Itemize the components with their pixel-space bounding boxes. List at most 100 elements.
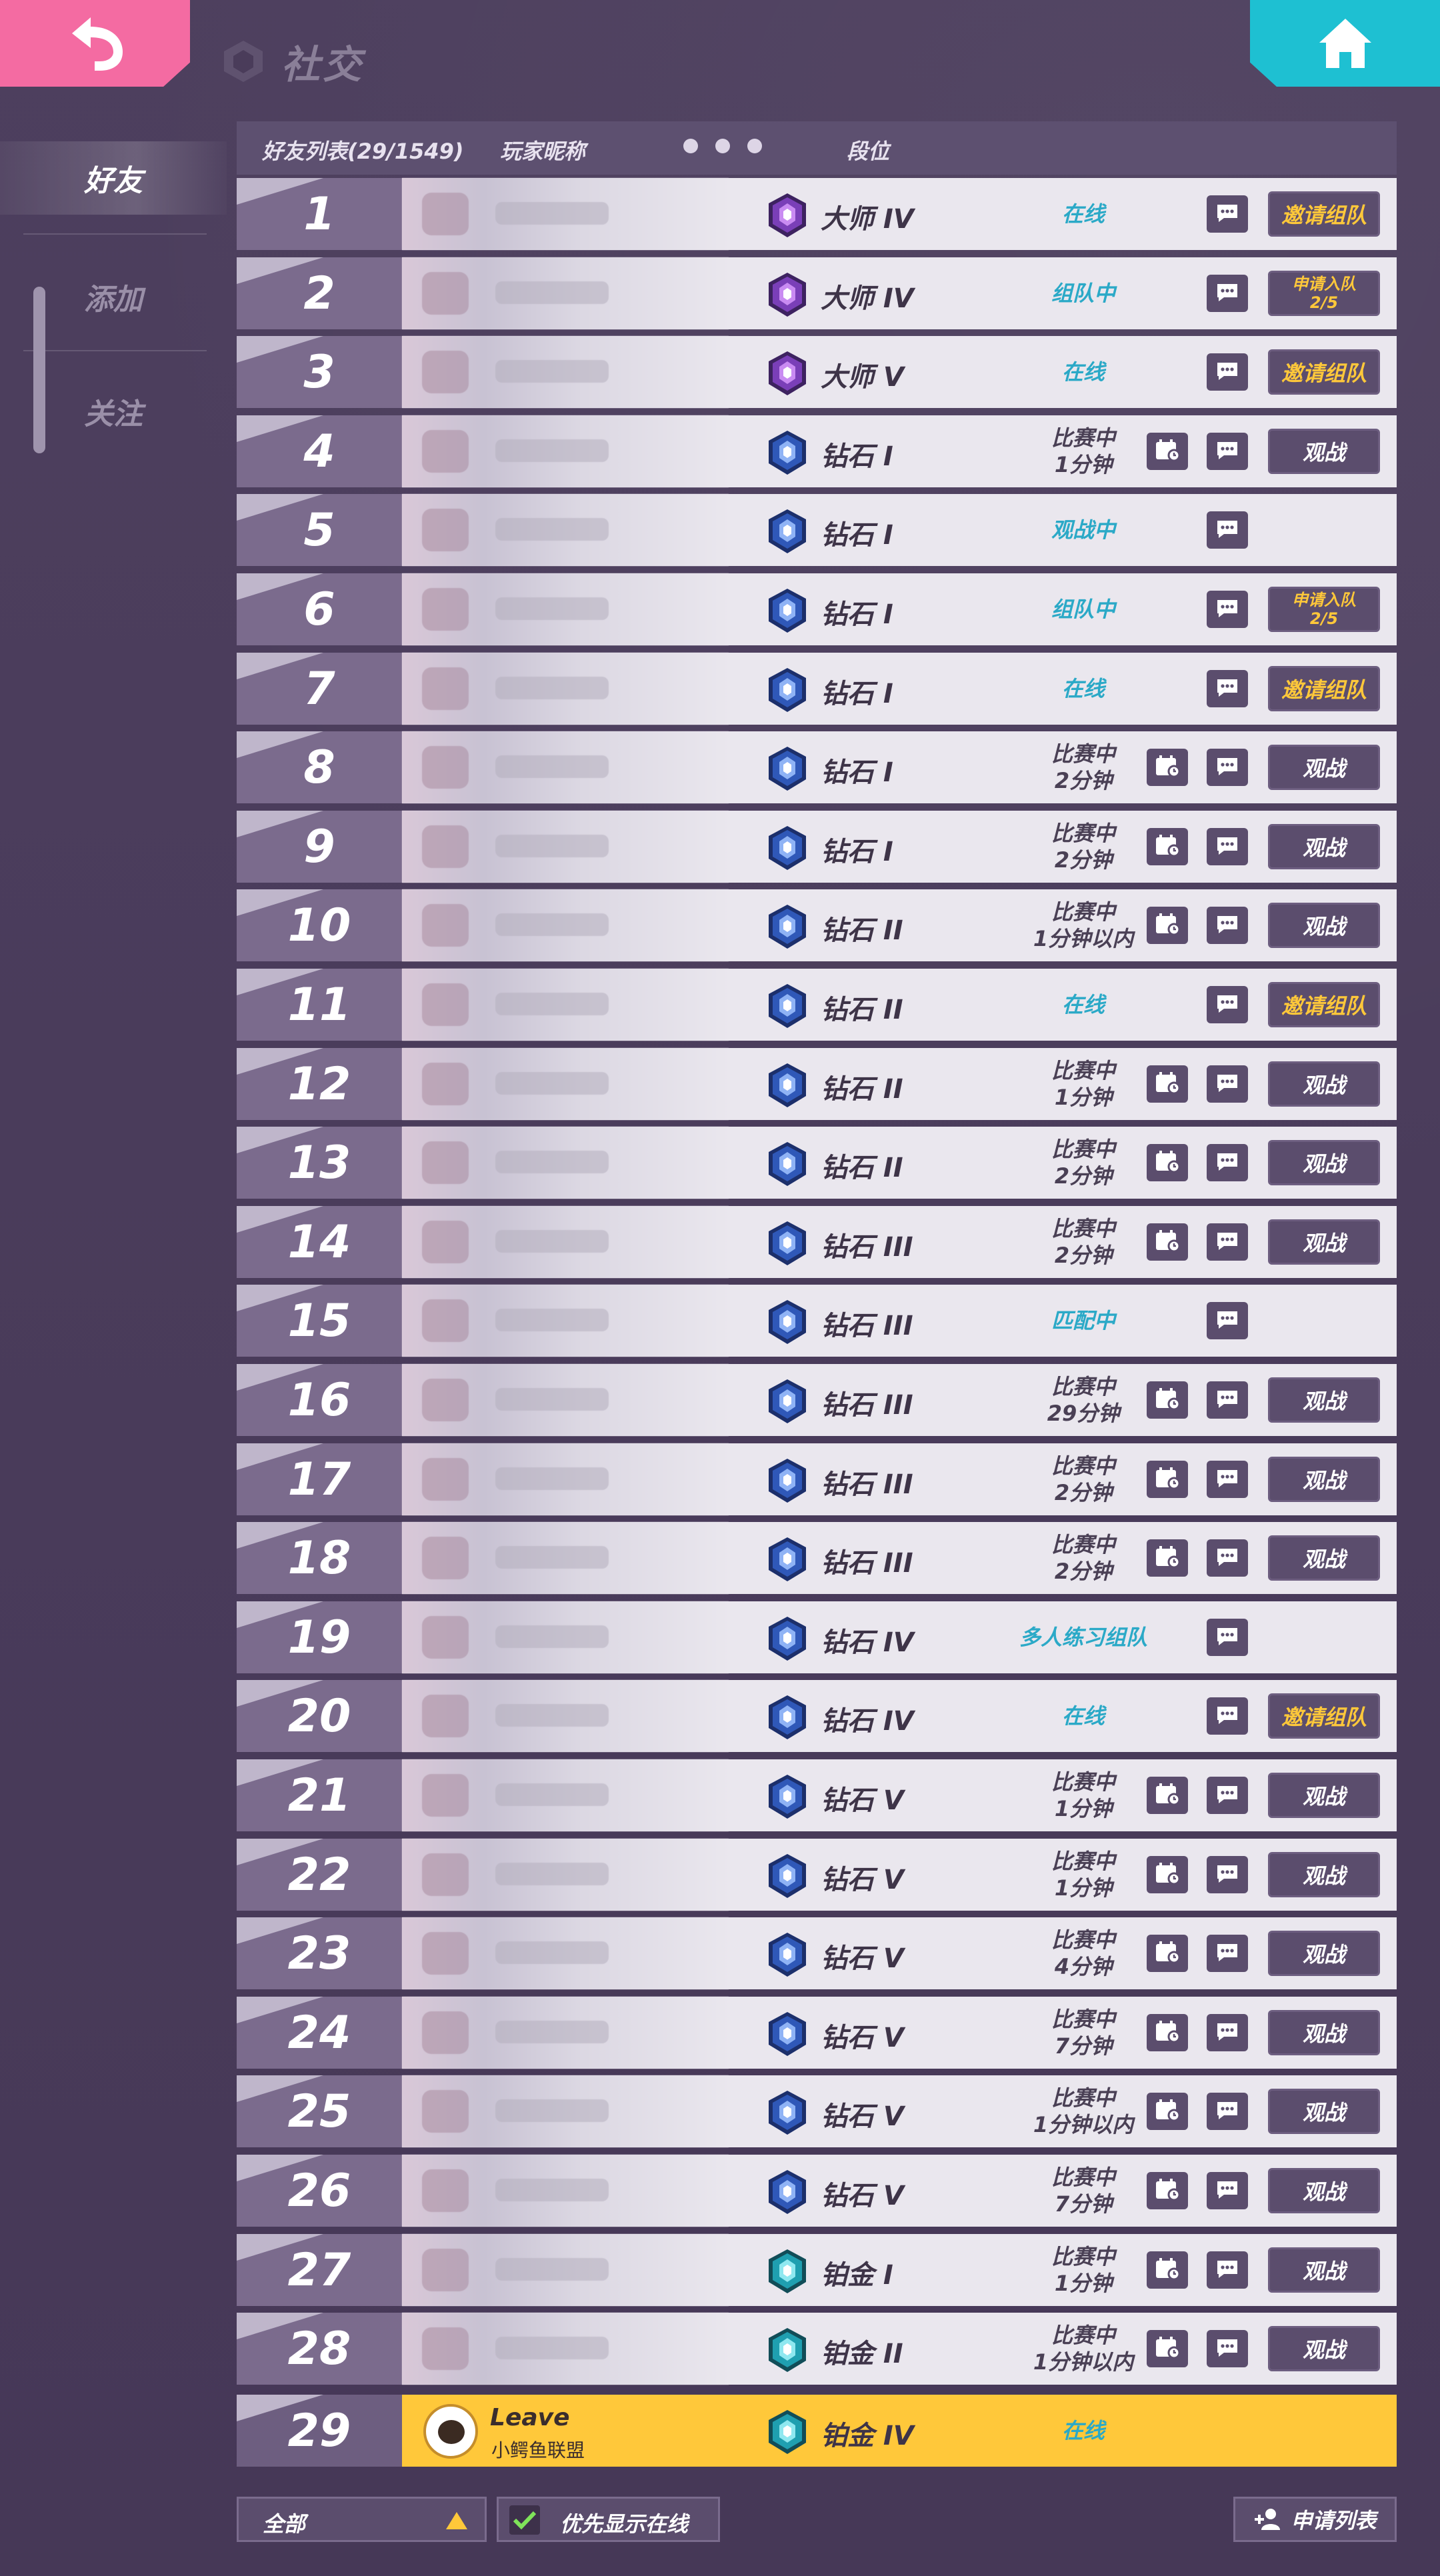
- schedule-button[interactable]: [1147, 1777, 1188, 1814]
- invite-team-button[interactable]: 邀请组队: [1268, 666, 1380, 711]
- chat-button[interactable]: [1207, 1856, 1248, 1893]
- schedule-button[interactable]: [1147, 1223, 1188, 1261]
- chat-button[interactable]: [1207, 1302, 1248, 1339]
- friend-row[interactable]: 16 钻石 III 比赛中 29分钟 观战: [237, 1364, 1397, 1436]
- spectate-button[interactable]: 观战: [1268, 1773, 1380, 1818]
- apply-join-button[interactable]: 申请入队 2/5: [1268, 587, 1380, 632]
- chat-button[interactable]: [1207, 749, 1248, 786]
- chat-button[interactable]: [1207, 1144, 1248, 1181]
- friend-row[interactable]: 5 钻石 I 观战中: [237, 494, 1397, 566]
- chat-button[interactable]: [1207, 986, 1248, 1023]
- spectate-button[interactable]: 观战: [1268, 2247, 1380, 2293]
- chat-button[interactable]: [1207, 1461, 1248, 1498]
- friend-row[interactable]: 28 铂金 II 比赛中 1分钟以内 观战: [237, 2313, 1397, 2385]
- invite-team-button[interactable]: 邀请组队: [1268, 982, 1380, 1027]
- chat-button[interactable]: [1207, 1381, 1248, 1419]
- chat-button[interactable]: [1207, 195, 1248, 233]
- schedule-button[interactable]: [1147, 2251, 1188, 2289]
- chat-button[interactable]: [1207, 1539, 1248, 1577]
- invite-team-button[interactable]: 邀请组队: [1268, 349, 1380, 395]
- friend-row[interactable]: 12 钻石 II 比赛中 1分钟 观战: [237, 1048, 1397, 1120]
- chat-button[interactable]: [1207, 275, 1248, 312]
- sidebar-scrollbar[interactable]: [33, 287, 45, 453]
- online-first-toggle[interactable]: 优先显示在线: [497, 2497, 720, 2542]
- chat-button[interactable]: [1207, 1697, 1248, 1735]
- schedule-button[interactable]: [1147, 1144, 1188, 1181]
- friend-row[interactable]: 18 钻石 III 比赛中 2分钟 观战: [237, 1522, 1397, 1594]
- checkbox[interactable]: [509, 2505, 540, 2535]
- schedule-button[interactable]: [1147, 749, 1188, 786]
- friend-row[interactable]: 14 钻石 III 比赛中 2分钟 观战: [237, 1206, 1397, 1278]
- spectate-button[interactable]: 观战: [1268, 2010, 1380, 2055]
- spectate-button[interactable]: 观战: [1268, 2168, 1380, 2213]
- spectate-button[interactable]: 观战: [1268, 1219, 1380, 1265]
- chat-button[interactable]: [1207, 591, 1248, 628]
- schedule-button[interactable]: [1147, 433, 1188, 470]
- schedule-button[interactable]: [1147, 907, 1188, 944]
- spectate-button[interactable]: 观战: [1268, 1061, 1380, 1107]
- chat-button[interactable]: [1207, 1223, 1248, 1261]
- home-button[interactable]: [1250, 0, 1440, 87]
- spectate-button[interactable]: 观战: [1268, 2326, 1380, 2371]
- friend-row[interactable]: 22 钻石 V 比赛中 1分钟 观战: [237, 1839, 1397, 1911]
- friend-row[interactable]: 21 钻石 V 比赛中 1分钟 观战: [237, 1759, 1397, 1831]
- chat-button[interactable]: [1207, 1619, 1248, 1656]
- spectate-button[interactable]: 观战: [1268, 1140, 1380, 1185]
- chat-button[interactable]: [1207, 2093, 1248, 2130]
- chat-button[interactable]: [1207, 907, 1248, 944]
- chat-button[interactable]: [1207, 1065, 1248, 1103]
- self-row[interactable]: 29 Leave 小鳄鱼联盟 铂金 IV 在线: [237, 2395, 1397, 2467]
- friend-row[interactable]: 13 钻石 II 比赛中 2分钟 观战: [237, 1127, 1397, 1199]
- chat-button[interactable]: [1207, 1935, 1248, 1972]
- spectate-button[interactable]: 观战: [1268, 745, 1380, 790]
- friend-row[interactable]: 1 大师 IV 在线 邀请组队: [237, 178, 1397, 250]
- spectate-button[interactable]: 观战: [1268, 824, 1380, 869]
- chat-button[interactable]: [1207, 2014, 1248, 2051]
- chat-button[interactable]: [1207, 2330, 1248, 2367]
- friend-row[interactable]: 4 钻石 I 比赛中 1分钟 观战: [237, 415, 1397, 487]
- invite-team-button[interactable]: 邀请组队: [1268, 1693, 1380, 1739]
- more-options-icon[interactable]: [683, 139, 762, 153]
- spectate-button[interactable]: 观战: [1268, 429, 1380, 474]
- chat-button[interactable]: [1207, 2172, 1248, 2209]
- spectate-button[interactable]: 观战: [1268, 2089, 1380, 2134]
- friend-row[interactable]: 17 钻石 III 比赛中 2分钟 观战: [237, 1443, 1397, 1515]
- friend-row[interactable]: 10 钻石 II 比赛中 1分钟以内 观战: [237, 889, 1397, 961]
- friend-row[interactable]: 23 钻石 V 比赛中 4分钟 观战: [237, 1917, 1397, 1989]
- friend-row[interactable]: 11 钻石 II 在线 邀请组队: [237, 969, 1397, 1041]
- schedule-button[interactable]: [1147, 1935, 1188, 1972]
- friend-row[interactable]: 24 钻石 V 比赛中 7分钟 观战: [237, 1997, 1397, 2069]
- chat-button[interactable]: [1207, 511, 1248, 549]
- chat-button[interactable]: [1207, 1777, 1248, 1814]
- friend-row[interactable]: 20 钻石 IV 在线 邀请组队: [237, 1680, 1397, 1752]
- friend-row[interactable]: 2 大师 IV 组队中 申请入队 2/5: [237, 257, 1397, 329]
- chat-button[interactable]: [1207, 828, 1248, 865]
- friend-row[interactable]: 25 钻石 V 比赛中 1分钟以内 观战: [237, 2075, 1397, 2147]
- schedule-button[interactable]: [1147, 2330, 1188, 2367]
- friend-row[interactable]: 15 钻石 III 匹配中: [237, 1285, 1397, 1357]
- spectate-button[interactable]: 观战: [1268, 1377, 1380, 1423]
- schedule-button[interactable]: [1147, 2093, 1188, 2130]
- apply-list-button[interactable]: 申请列表: [1233, 2497, 1397, 2542]
- schedule-button[interactable]: [1147, 1065, 1188, 1103]
- back-button[interactable]: [0, 0, 190, 87]
- invite-team-button[interactable]: 邀请组队: [1268, 191, 1380, 237]
- chat-button[interactable]: [1207, 2251, 1248, 2289]
- spectate-button[interactable]: 观战: [1268, 1535, 1380, 1581]
- schedule-button[interactable]: [1147, 828, 1188, 865]
- schedule-button[interactable]: [1147, 1461, 1188, 1498]
- friend-row[interactable]: 9 钻石 I 比赛中 2分钟 观战: [237, 811, 1397, 883]
- sidebar-tab-friends[interactable]: 好友: [0, 141, 227, 215]
- chat-button[interactable]: [1207, 433, 1248, 470]
- schedule-button[interactable]: [1147, 2014, 1188, 2051]
- schedule-button[interactable]: [1147, 2172, 1188, 2209]
- chat-button[interactable]: [1207, 353, 1248, 391]
- schedule-button[interactable]: [1147, 1381, 1188, 1419]
- friend-row[interactable]: 26 钻石 V 比赛中 7分钟 观战: [237, 2155, 1397, 2227]
- friend-row[interactable]: 3 大师 V 在线 邀请组队: [237, 336, 1397, 408]
- friend-row[interactable]: 6 钻石 I 组队中 申请入队 2/5: [237, 573, 1397, 645]
- spectate-button[interactable]: 观战: [1268, 1931, 1380, 1976]
- spectate-button[interactable]: 观战: [1268, 903, 1380, 948]
- chat-button[interactable]: [1207, 670, 1248, 707]
- schedule-button[interactable]: [1147, 1539, 1188, 1577]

──────────────────────────────

- WHAT TO DO
Copy all of the material above line for line, and leave the picture out of your copy.

- EXERCISE SOLUTION
Itemize the components with their pixel-space bounding boxes. List at most 100 elements.
- schedule-button[interactable]: [1147, 1777, 1188, 1814]
- invite-team-button[interactable]: 邀请组队: [1268, 666, 1380, 711]
- chat-button[interactable]: [1207, 1856, 1248, 1893]
- schedule-button[interactable]: [1147, 1223, 1188, 1261]
- chat-button[interactable]: [1207, 1302, 1248, 1339]
- friend-row[interactable]: 16 钻石 III 比赛中 29分钟 观战: [237, 1364, 1397, 1436]
- spectate-button[interactable]: 观战: [1268, 1773, 1380, 1818]
- apply-join-button[interactable]: 申请入队 2/5: [1268, 587, 1380, 632]
- chat-button[interactable]: [1207, 749, 1248, 786]
- chat-button[interactable]: [1207, 1144, 1248, 1181]
- friend-row[interactable]: 5 钻石 I 观战中: [237, 494, 1397, 566]
- chat-button[interactable]: [1207, 986, 1248, 1023]
- spectate-button[interactable]: 观战: [1268, 2247, 1380, 2293]
- chat-button[interactable]: [1207, 1461, 1248, 1498]
- friend-row[interactable]: 28 铂金 II 比赛中 1分钟以内 观战: [237, 2313, 1397, 2385]
- invite-team-button[interactable]: 邀请组队: [1268, 982, 1380, 1027]
- chat-button[interactable]: [1207, 1381, 1248, 1419]
- chat-button[interactable]: [1207, 195, 1248, 233]
- schedule-button[interactable]: [1147, 2251, 1188, 2289]
- chat-button[interactable]: [1207, 1539, 1248, 1577]
- invite-team-button[interactable]: 邀请组队: [1268, 349, 1380, 395]
- friend-row[interactable]: 12 钻石 II 比赛中 1分钟 观战: [237, 1048, 1397, 1120]
- chat-button[interactable]: [1207, 275, 1248, 312]
- sidebar-scrollbar[interactable]: [33, 287, 45, 453]
- online-first-toggle[interactable]: 优先显示在线: [497, 2497, 720, 2542]
- chat-button[interactable]: [1207, 1697, 1248, 1735]
- schedule-button[interactable]: [1147, 1144, 1188, 1181]
- friend-row[interactable]: 18 钻石 III 比赛中 2分钟 观战: [237, 1522, 1397, 1594]
- checkbox[interactable]: [509, 2505, 540, 2535]
- schedule-button[interactable]: [1147, 749, 1188, 786]
- friend-row[interactable]: 14 钻石 III 比赛中 2分钟 观战: [237, 1206, 1397, 1278]
- spectate-button[interactable]: 观战: [1268, 2010, 1380, 2055]
- spectate-button[interactable]: 观战: [1268, 2168, 1380, 2213]
- spectate-button[interactable]: 观战: [1268, 1219, 1380, 1265]
- chat-button[interactable]: [1207, 591, 1248, 628]
- schedule-button[interactable]: [1147, 433, 1188, 470]
- schedule-button[interactable]: [1147, 907, 1188, 944]
- spectate-button[interactable]: 观战: [1268, 1061, 1380, 1107]
- chat-button[interactable]: [1207, 1223, 1248, 1261]
- home-button[interactable]: [1250, 0, 1440, 87]
- spectate-button[interactable]: 观战: [1268, 2326, 1380, 2371]
- friend-row[interactable]: 22 钻石 V 比赛中 1分钟 观战: [237, 1839, 1397, 1911]
- friend-row[interactable]: 21 钻石 V 比赛中 1分钟 观战: [237, 1759, 1397, 1831]
- chat-button[interactable]: [1207, 1619, 1248, 1656]
- spectate-button[interactable]: 观战: [1268, 1140, 1380, 1185]
- chat-button[interactable]: [1207, 2093, 1248, 2130]
- chat-button[interactable]: [1207, 907, 1248, 944]
- chat-button[interactable]: [1207, 1065, 1248, 1103]
- self-row[interactable]: 29 Leave 小鳄鱼联盟 铂金 IV 在线: [237, 2395, 1397, 2467]
- friend-row[interactable]: 13 钻石 II 比赛中 2分钟 观战: [237, 1127, 1397, 1199]
- chat-button[interactable]: [1207, 1935, 1248, 1972]
- spectate-button[interactable]: 观战: [1268, 745, 1380, 790]
- friend-row[interactable]: 1 大师 IV 在线 邀请组队: [237, 178, 1397, 250]
- spectate-button[interactable]: 观战: [1268, 824, 1380, 869]
- chat-button[interactable]: [1207, 2014, 1248, 2051]
- chat-button[interactable]: [1207, 2330, 1248, 2367]
- friend-row[interactable]: 4 钻石 I 比赛中 1分钟 观战: [237, 415, 1397, 487]
- invite-team-button[interactable]: 邀请组队: [1268, 1693, 1380, 1739]
- more-options-icon[interactable]: [683, 139, 762, 153]
- spectate-button[interactable]: 观战: [1268, 429, 1380, 474]
- chat-button[interactable]: [1207, 2172, 1248, 2209]
- spectate-button[interactable]: 观战: [1268, 2089, 1380, 2134]
- friend-row[interactable]: 17 钻石 III 比赛中 2分钟 观战: [237, 1443, 1397, 1515]
- friend-row[interactable]: 10 钻石 II 比赛中 1分钟以内 观战: [237, 889, 1397, 961]
- friend-row[interactable]: 23 钻石 V 比赛中 4分钟 观战: [237, 1917, 1397, 1989]
- friend-row[interactable]: 11 钻石 II 在线 邀请组队: [237, 969, 1397, 1041]
- schedule-button[interactable]: [1147, 1935, 1188, 1972]
- friend-row[interactable]: 24 钻石 V 比赛中 7分钟 观战: [237, 1997, 1397, 2069]
- chat-button[interactable]: [1207, 511, 1248, 549]
- chat-button[interactable]: [1207, 1777, 1248, 1814]
- friend-row[interactable]: 20 钻石 IV 在线 邀请组队: [237, 1680, 1397, 1752]
- friend-row[interactable]: 2 大师 IV 组队中 申请入队 2/5: [237, 257, 1397, 329]
- chat-button[interactable]: [1207, 828, 1248, 865]
- friend-row[interactable]: 25 钻石 V 比赛中 1分钟以内 观战: [237, 2075, 1397, 2147]
- schedule-button[interactable]: [1147, 2330, 1188, 2367]
- friend-row[interactable]: 15 钻石 III 匹配中: [237, 1285, 1397, 1357]
- spectate-button[interactable]: 观战: [1268, 1377, 1380, 1423]
- schedule-button[interactable]: [1147, 2093, 1188, 2130]
- apply-list-button[interactable]: 申请列表: [1233, 2497, 1397, 2542]
- schedule-button[interactable]: [1147, 1065, 1188, 1103]
- back-button[interactable]: [0, 0, 190, 87]
- invite-team-button[interactable]: 邀请组队: [1268, 191, 1380, 237]
- chat-button[interactable]: [1207, 2251, 1248, 2289]
- spectate-button[interactable]: 观战: [1268, 1535, 1380, 1581]
- schedule-button[interactable]: [1147, 828, 1188, 865]
- schedule-button[interactable]: [1147, 1461, 1188, 1498]
- friend-row[interactable]: 9 钻石 I 比赛中 2分钟 观战: [237, 811, 1397, 883]
- sidebar-tab-friends[interactable]: 好友: [0, 141, 227, 215]
- chat-button[interactable]: [1207, 433, 1248, 470]
- schedule-button[interactable]: [1147, 2014, 1188, 2051]
- schedule-button[interactable]: [1147, 2172, 1188, 2209]
- chat-button[interactable]: [1207, 353, 1248, 391]
- schedule-button[interactable]: [1147, 1381, 1188, 1419]
- friend-row[interactable]: 26 钻石 V 比赛中 7分钟 观战: [237, 2155, 1397, 2227]
- friend-row[interactable]: 3 大师 V 在线 邀请组队: [237, 336, 1397, 408]
- friend-row[interactable]: 6 钻石 I 组队中 申请入队 2/5: [237, 573, 1397, 645]
- spectate-button[interactable]: 观战: [1268, 1931, 1380, 1976]
- spectate-button[interactable]: 观战: [1268, 903, 1380, 948]
- chat-button[interactable]: [1207, 670, 1248, 707]
- schedule-button[interactable]: [1147, 1539, 1188, 1577]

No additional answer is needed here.